==== Exercise input

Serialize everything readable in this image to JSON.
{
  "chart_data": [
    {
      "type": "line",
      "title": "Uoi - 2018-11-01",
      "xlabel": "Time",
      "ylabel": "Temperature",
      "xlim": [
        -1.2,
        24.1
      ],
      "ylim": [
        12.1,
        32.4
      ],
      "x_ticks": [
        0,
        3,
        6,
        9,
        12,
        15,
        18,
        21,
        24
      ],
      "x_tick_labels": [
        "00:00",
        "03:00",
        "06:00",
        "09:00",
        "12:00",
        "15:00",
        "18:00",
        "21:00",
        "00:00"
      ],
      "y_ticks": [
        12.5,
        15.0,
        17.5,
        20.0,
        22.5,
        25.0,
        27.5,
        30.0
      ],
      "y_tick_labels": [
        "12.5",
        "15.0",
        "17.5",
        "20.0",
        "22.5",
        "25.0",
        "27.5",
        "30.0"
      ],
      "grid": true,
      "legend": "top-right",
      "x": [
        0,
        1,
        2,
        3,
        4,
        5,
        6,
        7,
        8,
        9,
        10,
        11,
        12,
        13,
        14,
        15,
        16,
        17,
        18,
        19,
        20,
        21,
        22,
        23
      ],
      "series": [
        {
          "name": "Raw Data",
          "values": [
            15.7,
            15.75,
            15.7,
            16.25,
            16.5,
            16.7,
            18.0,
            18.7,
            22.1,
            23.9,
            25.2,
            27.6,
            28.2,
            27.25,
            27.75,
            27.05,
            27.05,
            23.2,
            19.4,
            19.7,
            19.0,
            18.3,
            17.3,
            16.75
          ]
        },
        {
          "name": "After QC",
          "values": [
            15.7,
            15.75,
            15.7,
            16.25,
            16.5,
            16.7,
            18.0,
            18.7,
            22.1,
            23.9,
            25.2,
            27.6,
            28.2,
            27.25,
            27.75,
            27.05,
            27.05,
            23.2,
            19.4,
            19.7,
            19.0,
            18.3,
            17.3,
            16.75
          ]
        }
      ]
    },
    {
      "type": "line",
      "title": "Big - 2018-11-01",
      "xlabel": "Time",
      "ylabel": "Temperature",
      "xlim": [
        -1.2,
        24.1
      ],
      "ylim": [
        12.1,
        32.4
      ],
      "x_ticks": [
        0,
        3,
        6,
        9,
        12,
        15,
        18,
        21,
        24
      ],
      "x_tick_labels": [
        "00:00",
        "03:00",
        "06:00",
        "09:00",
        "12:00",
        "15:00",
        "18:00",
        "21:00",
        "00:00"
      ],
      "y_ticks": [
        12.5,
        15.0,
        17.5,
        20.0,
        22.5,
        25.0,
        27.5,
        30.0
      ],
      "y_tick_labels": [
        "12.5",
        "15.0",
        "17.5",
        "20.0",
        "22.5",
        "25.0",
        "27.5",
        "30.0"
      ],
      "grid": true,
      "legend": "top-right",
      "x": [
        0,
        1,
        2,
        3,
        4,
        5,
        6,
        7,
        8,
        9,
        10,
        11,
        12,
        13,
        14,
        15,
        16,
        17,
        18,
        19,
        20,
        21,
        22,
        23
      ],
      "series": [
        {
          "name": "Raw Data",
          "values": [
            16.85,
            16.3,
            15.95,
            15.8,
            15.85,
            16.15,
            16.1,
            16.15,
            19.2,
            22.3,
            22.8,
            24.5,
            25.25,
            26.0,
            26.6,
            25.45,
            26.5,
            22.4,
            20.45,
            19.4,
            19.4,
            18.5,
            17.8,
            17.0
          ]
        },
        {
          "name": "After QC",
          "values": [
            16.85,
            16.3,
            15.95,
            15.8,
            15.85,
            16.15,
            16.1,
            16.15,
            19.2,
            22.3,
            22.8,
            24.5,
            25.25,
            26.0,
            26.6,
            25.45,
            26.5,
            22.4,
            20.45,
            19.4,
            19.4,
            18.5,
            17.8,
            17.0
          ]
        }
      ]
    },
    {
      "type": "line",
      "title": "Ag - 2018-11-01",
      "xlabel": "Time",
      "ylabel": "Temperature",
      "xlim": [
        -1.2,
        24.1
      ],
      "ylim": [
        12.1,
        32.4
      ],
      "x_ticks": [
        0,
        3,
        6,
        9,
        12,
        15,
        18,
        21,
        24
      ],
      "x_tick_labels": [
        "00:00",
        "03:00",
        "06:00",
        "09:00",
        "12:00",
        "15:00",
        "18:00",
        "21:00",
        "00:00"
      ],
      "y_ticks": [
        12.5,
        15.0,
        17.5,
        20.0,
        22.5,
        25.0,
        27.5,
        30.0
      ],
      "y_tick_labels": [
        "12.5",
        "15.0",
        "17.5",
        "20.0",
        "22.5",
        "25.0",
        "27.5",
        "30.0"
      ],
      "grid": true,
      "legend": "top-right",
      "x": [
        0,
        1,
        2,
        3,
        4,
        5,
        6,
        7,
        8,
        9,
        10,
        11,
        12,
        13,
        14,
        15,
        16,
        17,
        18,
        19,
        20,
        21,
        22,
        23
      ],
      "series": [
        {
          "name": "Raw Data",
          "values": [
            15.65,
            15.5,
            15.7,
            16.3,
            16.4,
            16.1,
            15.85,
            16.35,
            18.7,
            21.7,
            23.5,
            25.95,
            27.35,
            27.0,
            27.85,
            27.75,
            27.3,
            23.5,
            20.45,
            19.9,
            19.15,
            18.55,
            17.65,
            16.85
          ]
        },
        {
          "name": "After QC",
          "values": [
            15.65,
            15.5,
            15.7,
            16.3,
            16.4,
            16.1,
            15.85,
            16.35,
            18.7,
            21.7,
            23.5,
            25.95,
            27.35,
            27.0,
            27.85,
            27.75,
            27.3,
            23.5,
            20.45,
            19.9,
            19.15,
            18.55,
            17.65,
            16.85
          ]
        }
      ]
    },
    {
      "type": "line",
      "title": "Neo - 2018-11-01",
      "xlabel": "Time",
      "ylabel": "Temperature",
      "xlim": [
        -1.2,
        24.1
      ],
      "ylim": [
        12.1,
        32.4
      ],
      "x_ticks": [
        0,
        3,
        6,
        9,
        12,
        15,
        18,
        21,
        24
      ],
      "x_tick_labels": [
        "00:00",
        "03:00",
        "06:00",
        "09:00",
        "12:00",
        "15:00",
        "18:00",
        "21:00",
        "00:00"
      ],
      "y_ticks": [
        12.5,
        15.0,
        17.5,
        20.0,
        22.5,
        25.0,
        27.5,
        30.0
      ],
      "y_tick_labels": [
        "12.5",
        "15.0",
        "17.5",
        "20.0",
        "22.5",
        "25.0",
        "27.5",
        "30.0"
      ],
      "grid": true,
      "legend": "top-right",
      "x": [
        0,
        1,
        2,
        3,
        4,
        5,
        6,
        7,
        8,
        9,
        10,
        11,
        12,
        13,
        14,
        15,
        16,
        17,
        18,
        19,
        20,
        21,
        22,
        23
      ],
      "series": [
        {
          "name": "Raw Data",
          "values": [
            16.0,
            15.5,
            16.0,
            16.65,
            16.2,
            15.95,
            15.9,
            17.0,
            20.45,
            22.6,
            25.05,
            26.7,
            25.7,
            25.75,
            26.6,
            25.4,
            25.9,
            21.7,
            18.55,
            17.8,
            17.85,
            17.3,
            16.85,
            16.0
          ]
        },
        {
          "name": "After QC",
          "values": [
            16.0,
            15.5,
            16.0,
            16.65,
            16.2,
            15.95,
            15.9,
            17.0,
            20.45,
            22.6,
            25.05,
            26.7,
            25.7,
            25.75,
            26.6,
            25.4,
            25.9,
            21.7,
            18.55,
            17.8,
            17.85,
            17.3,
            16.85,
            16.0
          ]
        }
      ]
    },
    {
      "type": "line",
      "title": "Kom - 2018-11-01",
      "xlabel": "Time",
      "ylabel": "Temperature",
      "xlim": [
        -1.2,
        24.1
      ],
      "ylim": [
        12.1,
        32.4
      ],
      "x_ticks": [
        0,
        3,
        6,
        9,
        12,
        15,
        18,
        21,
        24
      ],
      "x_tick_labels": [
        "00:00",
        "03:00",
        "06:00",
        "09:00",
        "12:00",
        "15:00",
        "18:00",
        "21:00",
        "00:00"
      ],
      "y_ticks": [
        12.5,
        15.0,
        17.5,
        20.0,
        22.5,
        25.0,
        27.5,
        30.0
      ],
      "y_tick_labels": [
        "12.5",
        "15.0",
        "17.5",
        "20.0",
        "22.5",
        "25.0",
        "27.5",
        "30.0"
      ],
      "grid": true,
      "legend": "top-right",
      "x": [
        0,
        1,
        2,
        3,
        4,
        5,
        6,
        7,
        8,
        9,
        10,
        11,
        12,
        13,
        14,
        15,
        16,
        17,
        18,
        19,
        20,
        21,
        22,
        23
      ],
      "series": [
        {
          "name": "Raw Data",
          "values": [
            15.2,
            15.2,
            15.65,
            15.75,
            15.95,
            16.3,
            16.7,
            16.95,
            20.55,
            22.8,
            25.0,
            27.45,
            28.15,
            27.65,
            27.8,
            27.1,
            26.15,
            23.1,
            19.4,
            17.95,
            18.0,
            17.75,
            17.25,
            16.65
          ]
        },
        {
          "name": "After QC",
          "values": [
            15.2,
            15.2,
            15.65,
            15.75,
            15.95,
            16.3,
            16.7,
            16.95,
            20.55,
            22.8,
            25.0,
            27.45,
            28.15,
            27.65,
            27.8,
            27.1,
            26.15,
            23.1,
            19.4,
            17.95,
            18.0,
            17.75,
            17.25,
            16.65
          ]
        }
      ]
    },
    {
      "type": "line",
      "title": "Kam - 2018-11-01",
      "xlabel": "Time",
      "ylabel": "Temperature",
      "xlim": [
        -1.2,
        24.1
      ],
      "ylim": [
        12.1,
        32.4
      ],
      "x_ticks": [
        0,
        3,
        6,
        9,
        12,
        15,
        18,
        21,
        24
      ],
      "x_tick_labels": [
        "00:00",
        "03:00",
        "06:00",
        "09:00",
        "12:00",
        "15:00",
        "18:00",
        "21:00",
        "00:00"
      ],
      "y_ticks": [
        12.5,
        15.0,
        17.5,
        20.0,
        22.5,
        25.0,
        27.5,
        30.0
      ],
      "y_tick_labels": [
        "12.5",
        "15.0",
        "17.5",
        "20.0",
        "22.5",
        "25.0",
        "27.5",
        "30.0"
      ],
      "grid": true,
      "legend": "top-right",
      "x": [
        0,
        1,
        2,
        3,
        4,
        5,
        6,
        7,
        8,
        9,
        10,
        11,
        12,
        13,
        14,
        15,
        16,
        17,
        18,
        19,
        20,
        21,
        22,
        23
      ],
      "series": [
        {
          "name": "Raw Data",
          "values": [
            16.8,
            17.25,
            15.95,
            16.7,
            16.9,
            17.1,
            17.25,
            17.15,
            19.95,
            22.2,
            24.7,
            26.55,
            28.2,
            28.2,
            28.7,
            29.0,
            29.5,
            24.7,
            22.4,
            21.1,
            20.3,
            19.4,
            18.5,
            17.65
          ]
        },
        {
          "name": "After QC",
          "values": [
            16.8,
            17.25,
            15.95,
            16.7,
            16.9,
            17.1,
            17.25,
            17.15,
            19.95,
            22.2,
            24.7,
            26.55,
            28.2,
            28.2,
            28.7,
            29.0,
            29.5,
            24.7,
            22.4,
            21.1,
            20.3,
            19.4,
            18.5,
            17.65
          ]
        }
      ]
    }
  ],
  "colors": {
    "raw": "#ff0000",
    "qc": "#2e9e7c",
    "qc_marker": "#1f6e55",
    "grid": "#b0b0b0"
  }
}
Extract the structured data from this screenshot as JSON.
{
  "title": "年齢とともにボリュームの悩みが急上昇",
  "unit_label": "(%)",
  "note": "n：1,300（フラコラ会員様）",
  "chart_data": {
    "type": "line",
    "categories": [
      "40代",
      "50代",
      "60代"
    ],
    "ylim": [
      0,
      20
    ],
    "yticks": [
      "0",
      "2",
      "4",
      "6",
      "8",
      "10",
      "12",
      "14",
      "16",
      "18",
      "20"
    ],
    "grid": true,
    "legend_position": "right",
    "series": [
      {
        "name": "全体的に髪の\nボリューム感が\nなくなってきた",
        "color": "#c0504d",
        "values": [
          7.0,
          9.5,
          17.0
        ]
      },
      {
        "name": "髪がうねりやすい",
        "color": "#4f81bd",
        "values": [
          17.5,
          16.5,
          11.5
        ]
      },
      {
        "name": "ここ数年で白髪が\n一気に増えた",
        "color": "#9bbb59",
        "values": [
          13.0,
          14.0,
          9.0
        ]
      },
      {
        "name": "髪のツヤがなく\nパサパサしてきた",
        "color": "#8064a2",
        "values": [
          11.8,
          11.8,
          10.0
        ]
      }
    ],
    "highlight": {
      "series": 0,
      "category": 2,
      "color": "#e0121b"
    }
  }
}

========

> _Aim_: Take every line from the records above that has the word "this" and copy it.

> _Solution to the exercise_:
Serialize everything readable in this image to JSON.
Extract the structured data from this screenshot as JSON.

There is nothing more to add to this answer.